Task to complete: Report only the number of lines holding "einem".

[Start of Given records]

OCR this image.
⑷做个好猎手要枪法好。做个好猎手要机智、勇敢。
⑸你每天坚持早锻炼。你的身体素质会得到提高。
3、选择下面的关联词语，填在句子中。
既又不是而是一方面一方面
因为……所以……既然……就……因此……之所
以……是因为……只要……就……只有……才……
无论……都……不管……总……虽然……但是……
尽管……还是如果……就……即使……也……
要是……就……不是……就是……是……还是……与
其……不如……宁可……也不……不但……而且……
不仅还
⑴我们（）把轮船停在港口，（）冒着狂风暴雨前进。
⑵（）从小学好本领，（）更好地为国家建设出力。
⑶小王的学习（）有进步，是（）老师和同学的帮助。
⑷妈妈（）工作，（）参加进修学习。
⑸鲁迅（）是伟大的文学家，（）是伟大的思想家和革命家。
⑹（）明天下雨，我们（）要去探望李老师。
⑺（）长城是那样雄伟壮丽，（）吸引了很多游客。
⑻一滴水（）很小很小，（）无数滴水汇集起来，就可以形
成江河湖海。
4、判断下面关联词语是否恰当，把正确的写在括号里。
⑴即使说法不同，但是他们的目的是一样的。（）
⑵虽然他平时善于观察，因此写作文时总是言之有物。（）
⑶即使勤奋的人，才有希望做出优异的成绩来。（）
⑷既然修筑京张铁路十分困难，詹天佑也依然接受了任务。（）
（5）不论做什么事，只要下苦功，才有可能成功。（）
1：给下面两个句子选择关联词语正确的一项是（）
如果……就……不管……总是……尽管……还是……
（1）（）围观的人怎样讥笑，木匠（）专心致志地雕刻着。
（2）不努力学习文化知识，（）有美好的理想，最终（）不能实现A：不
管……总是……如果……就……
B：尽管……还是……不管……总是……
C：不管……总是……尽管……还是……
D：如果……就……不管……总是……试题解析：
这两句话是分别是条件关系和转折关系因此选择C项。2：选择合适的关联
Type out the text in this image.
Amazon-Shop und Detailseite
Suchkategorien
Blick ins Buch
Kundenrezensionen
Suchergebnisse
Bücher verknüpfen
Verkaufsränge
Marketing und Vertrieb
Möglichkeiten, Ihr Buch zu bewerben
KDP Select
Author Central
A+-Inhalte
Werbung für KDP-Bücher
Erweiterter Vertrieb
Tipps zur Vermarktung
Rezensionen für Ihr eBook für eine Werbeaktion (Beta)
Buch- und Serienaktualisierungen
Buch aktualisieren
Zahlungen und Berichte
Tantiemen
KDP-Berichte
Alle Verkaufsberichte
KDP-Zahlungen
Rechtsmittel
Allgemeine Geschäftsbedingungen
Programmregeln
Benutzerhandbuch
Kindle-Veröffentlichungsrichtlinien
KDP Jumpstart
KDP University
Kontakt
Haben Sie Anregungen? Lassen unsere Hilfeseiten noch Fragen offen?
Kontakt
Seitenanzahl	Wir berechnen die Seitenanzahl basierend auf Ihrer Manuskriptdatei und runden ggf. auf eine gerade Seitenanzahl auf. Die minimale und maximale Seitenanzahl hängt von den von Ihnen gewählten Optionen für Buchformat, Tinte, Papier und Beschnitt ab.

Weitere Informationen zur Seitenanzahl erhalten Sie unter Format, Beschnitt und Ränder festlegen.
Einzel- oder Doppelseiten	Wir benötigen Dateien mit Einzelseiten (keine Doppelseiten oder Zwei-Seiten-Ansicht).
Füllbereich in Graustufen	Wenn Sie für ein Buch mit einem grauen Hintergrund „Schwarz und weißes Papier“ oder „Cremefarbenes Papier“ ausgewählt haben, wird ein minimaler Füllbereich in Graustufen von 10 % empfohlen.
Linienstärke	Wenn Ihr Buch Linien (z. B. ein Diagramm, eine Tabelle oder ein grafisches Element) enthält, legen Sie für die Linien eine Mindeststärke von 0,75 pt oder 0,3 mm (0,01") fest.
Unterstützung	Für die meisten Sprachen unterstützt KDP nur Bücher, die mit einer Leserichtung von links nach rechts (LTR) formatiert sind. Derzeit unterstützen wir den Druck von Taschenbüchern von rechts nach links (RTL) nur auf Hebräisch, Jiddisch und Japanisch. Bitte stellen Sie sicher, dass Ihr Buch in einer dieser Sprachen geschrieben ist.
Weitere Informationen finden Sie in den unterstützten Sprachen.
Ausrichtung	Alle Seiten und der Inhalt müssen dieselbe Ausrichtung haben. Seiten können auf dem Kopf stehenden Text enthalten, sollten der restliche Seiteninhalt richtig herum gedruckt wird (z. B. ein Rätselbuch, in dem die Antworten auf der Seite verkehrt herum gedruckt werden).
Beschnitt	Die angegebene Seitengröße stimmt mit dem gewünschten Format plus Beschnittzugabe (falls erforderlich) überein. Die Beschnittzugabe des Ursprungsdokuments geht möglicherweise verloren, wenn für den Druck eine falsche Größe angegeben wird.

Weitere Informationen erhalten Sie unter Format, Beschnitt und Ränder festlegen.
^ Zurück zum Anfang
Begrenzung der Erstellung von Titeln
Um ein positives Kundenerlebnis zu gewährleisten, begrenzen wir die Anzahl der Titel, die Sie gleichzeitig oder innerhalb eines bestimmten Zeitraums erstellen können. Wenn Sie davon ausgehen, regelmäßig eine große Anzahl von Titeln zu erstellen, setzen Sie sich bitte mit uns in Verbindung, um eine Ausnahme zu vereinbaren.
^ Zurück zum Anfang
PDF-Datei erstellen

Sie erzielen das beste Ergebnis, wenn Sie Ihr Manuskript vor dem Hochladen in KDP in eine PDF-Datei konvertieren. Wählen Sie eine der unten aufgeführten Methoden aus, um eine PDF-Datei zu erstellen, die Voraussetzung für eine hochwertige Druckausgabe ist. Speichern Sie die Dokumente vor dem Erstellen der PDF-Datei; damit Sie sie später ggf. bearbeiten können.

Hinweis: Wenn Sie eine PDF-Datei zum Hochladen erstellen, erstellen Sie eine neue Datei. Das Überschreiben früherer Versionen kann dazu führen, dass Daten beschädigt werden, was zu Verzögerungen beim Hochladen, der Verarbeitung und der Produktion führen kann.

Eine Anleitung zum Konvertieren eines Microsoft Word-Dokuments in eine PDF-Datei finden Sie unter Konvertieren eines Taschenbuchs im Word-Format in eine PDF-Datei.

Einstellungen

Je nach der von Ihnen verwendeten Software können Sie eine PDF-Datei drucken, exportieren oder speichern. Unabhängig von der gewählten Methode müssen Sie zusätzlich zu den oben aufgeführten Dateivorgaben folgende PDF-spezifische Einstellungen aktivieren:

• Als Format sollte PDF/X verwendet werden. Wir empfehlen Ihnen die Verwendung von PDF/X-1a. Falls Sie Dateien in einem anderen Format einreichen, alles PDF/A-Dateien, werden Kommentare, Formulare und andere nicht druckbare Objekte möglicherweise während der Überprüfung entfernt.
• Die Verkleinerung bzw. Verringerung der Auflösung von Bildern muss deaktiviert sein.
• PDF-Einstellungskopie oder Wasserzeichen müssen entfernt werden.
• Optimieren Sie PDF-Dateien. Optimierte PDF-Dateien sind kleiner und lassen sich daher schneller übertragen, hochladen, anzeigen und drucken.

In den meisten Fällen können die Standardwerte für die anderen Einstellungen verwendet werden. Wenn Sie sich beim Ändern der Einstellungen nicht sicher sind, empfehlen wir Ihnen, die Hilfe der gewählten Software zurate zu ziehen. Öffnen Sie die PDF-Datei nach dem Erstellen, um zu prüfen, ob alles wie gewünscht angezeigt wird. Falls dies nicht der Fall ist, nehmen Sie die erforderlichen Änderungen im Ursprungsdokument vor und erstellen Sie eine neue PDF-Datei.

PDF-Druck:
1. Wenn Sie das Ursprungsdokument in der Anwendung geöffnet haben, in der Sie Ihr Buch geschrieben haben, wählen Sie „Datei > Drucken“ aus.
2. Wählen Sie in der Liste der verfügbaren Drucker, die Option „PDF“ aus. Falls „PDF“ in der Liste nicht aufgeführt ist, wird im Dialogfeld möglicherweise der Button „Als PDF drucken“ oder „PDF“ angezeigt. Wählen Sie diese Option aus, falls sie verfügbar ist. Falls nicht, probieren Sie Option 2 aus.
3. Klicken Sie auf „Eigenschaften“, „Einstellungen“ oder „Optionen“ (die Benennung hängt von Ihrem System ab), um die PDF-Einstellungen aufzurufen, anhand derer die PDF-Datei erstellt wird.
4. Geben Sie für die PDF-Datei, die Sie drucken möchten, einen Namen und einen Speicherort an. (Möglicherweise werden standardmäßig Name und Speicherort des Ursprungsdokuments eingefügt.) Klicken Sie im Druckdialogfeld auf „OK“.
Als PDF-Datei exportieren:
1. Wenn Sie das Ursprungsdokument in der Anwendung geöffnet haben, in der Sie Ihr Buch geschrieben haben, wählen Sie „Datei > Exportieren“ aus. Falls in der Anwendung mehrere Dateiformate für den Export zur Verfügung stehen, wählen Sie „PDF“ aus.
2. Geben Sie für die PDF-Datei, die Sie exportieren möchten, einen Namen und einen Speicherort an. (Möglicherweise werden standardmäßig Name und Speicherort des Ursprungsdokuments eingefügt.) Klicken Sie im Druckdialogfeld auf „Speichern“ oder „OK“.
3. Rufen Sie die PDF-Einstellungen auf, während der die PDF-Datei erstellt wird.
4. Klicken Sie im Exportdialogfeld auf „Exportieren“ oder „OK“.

[End of Given records]

Task output: 2